- EXERCISE DATA -
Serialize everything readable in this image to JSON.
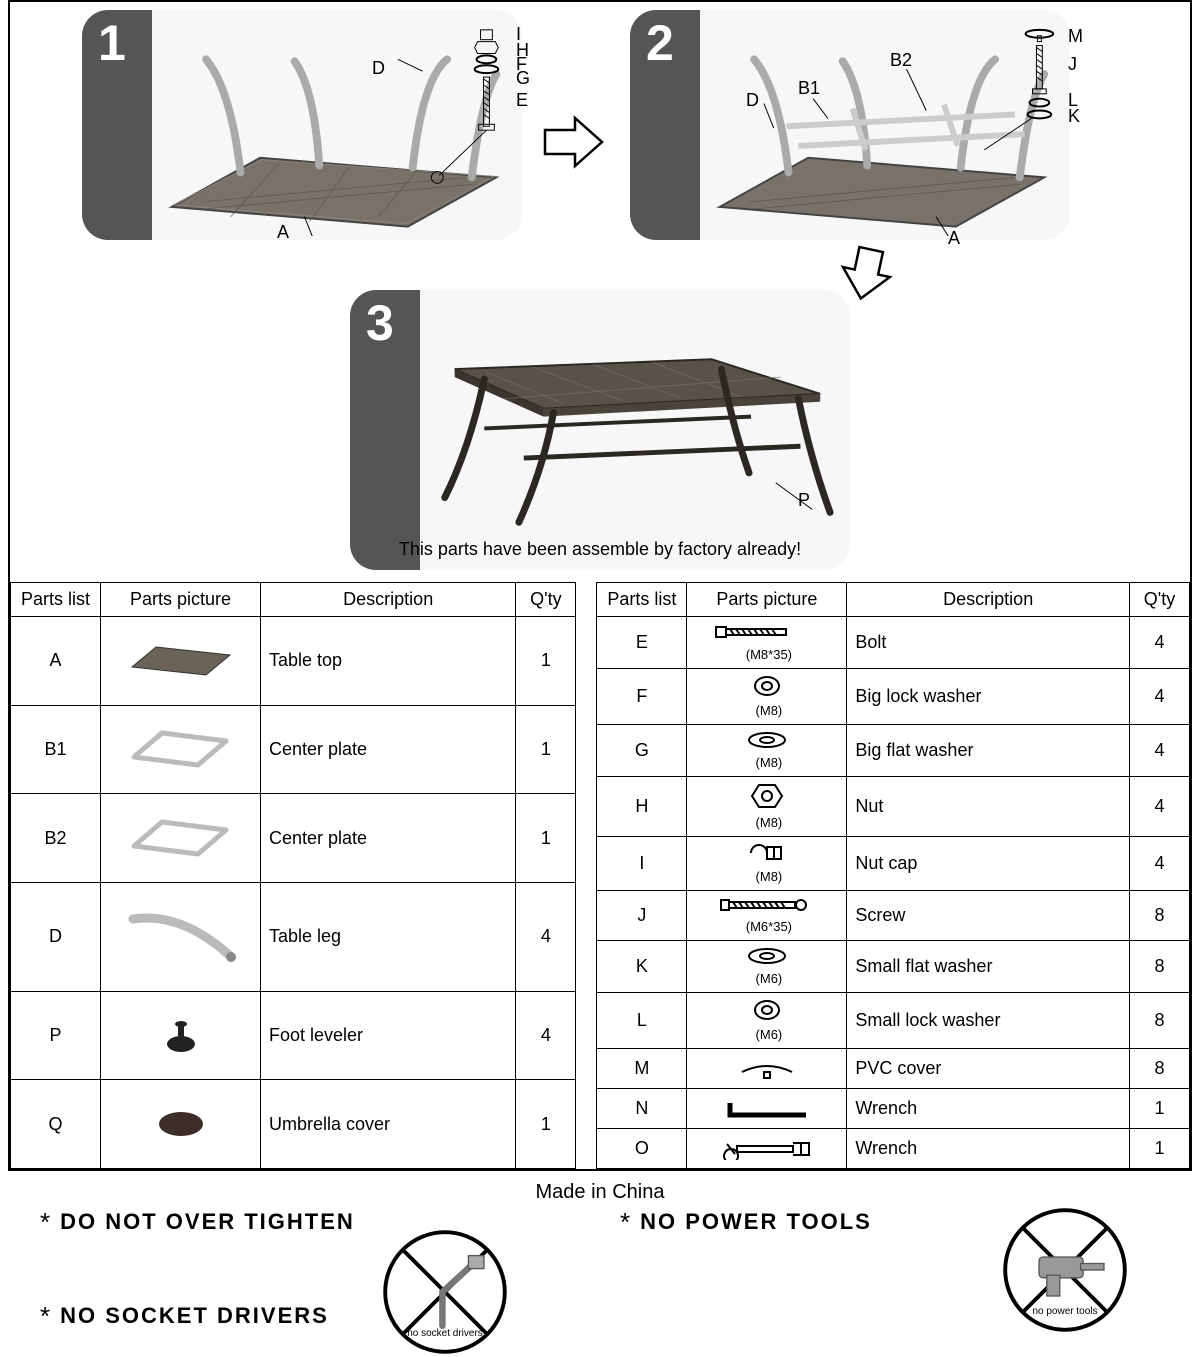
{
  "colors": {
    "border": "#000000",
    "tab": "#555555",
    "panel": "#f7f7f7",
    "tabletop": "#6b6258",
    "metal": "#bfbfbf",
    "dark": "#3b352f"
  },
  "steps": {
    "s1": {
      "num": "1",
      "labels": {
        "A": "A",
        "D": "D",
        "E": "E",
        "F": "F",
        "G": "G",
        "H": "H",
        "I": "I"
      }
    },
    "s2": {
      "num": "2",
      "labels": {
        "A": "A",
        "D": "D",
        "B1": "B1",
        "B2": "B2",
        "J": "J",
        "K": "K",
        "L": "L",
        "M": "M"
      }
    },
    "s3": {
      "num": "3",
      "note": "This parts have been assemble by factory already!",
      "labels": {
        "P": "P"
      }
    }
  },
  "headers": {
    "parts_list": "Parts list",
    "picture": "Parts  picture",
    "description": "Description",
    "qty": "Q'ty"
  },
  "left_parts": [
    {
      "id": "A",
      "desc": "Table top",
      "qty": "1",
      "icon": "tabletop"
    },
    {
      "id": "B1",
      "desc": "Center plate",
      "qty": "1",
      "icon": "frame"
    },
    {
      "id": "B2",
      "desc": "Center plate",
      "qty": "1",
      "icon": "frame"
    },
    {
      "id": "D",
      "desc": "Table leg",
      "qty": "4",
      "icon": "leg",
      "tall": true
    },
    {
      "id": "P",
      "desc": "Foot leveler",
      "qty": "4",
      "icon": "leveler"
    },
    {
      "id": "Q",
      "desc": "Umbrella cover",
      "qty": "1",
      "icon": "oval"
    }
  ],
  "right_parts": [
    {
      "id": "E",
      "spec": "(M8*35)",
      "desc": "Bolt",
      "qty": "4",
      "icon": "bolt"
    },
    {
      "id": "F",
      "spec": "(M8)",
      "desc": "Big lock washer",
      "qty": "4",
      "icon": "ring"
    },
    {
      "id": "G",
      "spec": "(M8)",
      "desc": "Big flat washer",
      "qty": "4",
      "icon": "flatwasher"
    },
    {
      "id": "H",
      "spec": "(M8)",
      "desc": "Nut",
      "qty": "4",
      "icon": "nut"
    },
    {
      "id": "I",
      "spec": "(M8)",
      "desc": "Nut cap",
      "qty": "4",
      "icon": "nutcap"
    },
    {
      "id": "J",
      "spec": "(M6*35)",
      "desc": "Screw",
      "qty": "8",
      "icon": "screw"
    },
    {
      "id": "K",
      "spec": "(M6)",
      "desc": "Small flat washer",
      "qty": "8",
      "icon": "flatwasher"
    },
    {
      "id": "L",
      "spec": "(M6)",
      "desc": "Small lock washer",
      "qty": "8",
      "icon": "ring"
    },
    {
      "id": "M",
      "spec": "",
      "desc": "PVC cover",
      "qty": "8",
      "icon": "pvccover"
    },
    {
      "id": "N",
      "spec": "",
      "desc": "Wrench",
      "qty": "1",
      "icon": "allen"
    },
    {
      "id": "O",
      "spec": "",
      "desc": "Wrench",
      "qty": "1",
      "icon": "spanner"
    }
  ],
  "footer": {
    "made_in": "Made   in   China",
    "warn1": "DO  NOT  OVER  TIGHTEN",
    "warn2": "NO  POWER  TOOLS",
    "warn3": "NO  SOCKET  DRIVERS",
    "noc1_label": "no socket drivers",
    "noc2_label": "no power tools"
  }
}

- STATED TASK -
Pictures stay out; repeat all the rest of the records exactly.

- RESULT OF THE EXERCISE -
Serialize everything readable in this image to JSON.
{
  "colors": {
    "border": "#000000",
    "tab": "#555555",
    "panel": "#f7f7f7",
    "tabletop": "#6b6258",
    "metal": "#bfbfbf",
    "dark": "#3b352f"
  },
  "steps": {
    "s1": {
      "num": "1",
      "labels": {
        "A": "A",
        "D": "D",
        "E": "E",
        "F": "F",
        "G": "G",
        "H": "H",
        "I": "I"
      }
    },
    "s2": {
      "num": "2",
      "labels": {
        "A": "A",
        "D": "D",
        "B1": "B1",
        "B2": "B2",
        "J": "J",
        "K": "K",
        "L": "L",
        "M": "M"
      }
    },
    "s3": {
      "num": "3",
      "note": "This parts have been assemble by factory already!",
      "labels": {
        "P": "P"
      }
    }
  },
  "headers": {
    "parts_list": "Parts list",
    "picture": "Parts  picture",
    "description": "Description",
    "qty": "Q'ty"
  },
  "left_parts": [
    {
      "id": "A",
      "desc": "Table top",
      "qty": "1",
      "icon": "tabletop"
    },
    {
      "id": "B1",
      "desc": "Center plate",
      "qty": "1",
      "icon": "frame"
    },
    {
      "id": "B2",
      "desc": "Center plate",
      "qty": "1",
      "icon": "frame"
    },
    {
      "id": "D",
      "desc": "Table leg",
      "qty": "4",
      "icon": "leg",
      "tall": true
    },
    {
      "id": "P",
      "desc": "Foot leveler",
      "qty": "4",
      "icon": "leveler"
    },
    {
      "id": "Q",
      "desc": "Umbrella cover",
      "qty": "1",
      "icon": "oval"
    }
  ],
  "right_parts": [
    {
      "id": "E",
      "spec": "(M8*35)",
      "desc": "Bolt",
      "qty": "4",
      "icon": "bolt"
    },
    {
      "id": "F",
      "spec": "(M8)",
      "desc": "Big lock washer",
      "qty": "4",
      "icon": "ring"
    },
    {
      "id": "G",
      "spec": "(M8)",
      "desc": "Big flat washer",
      "qty": "4",
      "icon": "flatwasher"
    },
    {
      "id": "H",
      "spec": "(M8)",
      "desc": "Nut",
      "qty": "4",
      "icon": "nut"
    },
    {
      "id": "I",
      "spec": "(M8)",
      "desc": "Nut cap",
      "qty": "4",
      "icon": "nutcap"
    },
    {
      "id": "J",
      "spec": "(M6*35)",
      "desc": "Screw",
      "qty": "8",
      "icon": "screw"
    },
    {
      "id": "K",
      "spec": "(M6)",
      "desc": "Small flat washer",
      "qty": "8",
      "icon": "flatwasher"
    },
    {
      "id": "L",
      "spec": "(M6)",
      "desc": "Small lock washer",
      "qty": "8",
      "icon": "ring"
    },
    {
      "id": "M",
      "spec": "",
      "desc": "PVC cover",
      "qty": "8",
      "icon": "pvccover"
    },
    {
      "id": "N",
      "spec": "",
      "desc": "Wrench",
      "qty": "1",
      "icon": "allen"
    },
    {
      "id": "O",
      "spec": "",
      "desc": "Wrench",
      "qty": "1",
      "icon": "spanner"
    }
  ],
  "footer": {
    "made_in": "Made   in   China",
    "warn1": "DO  NOT  OVER  TIGHTEN",
    "warn2": "NO  POWER  TOOLS",
    "warn3": "NO  SOCKET  DRIVERS",
    "noc1_label": "no socket drivers",
    "noc2_label": "no power tools"
  }
}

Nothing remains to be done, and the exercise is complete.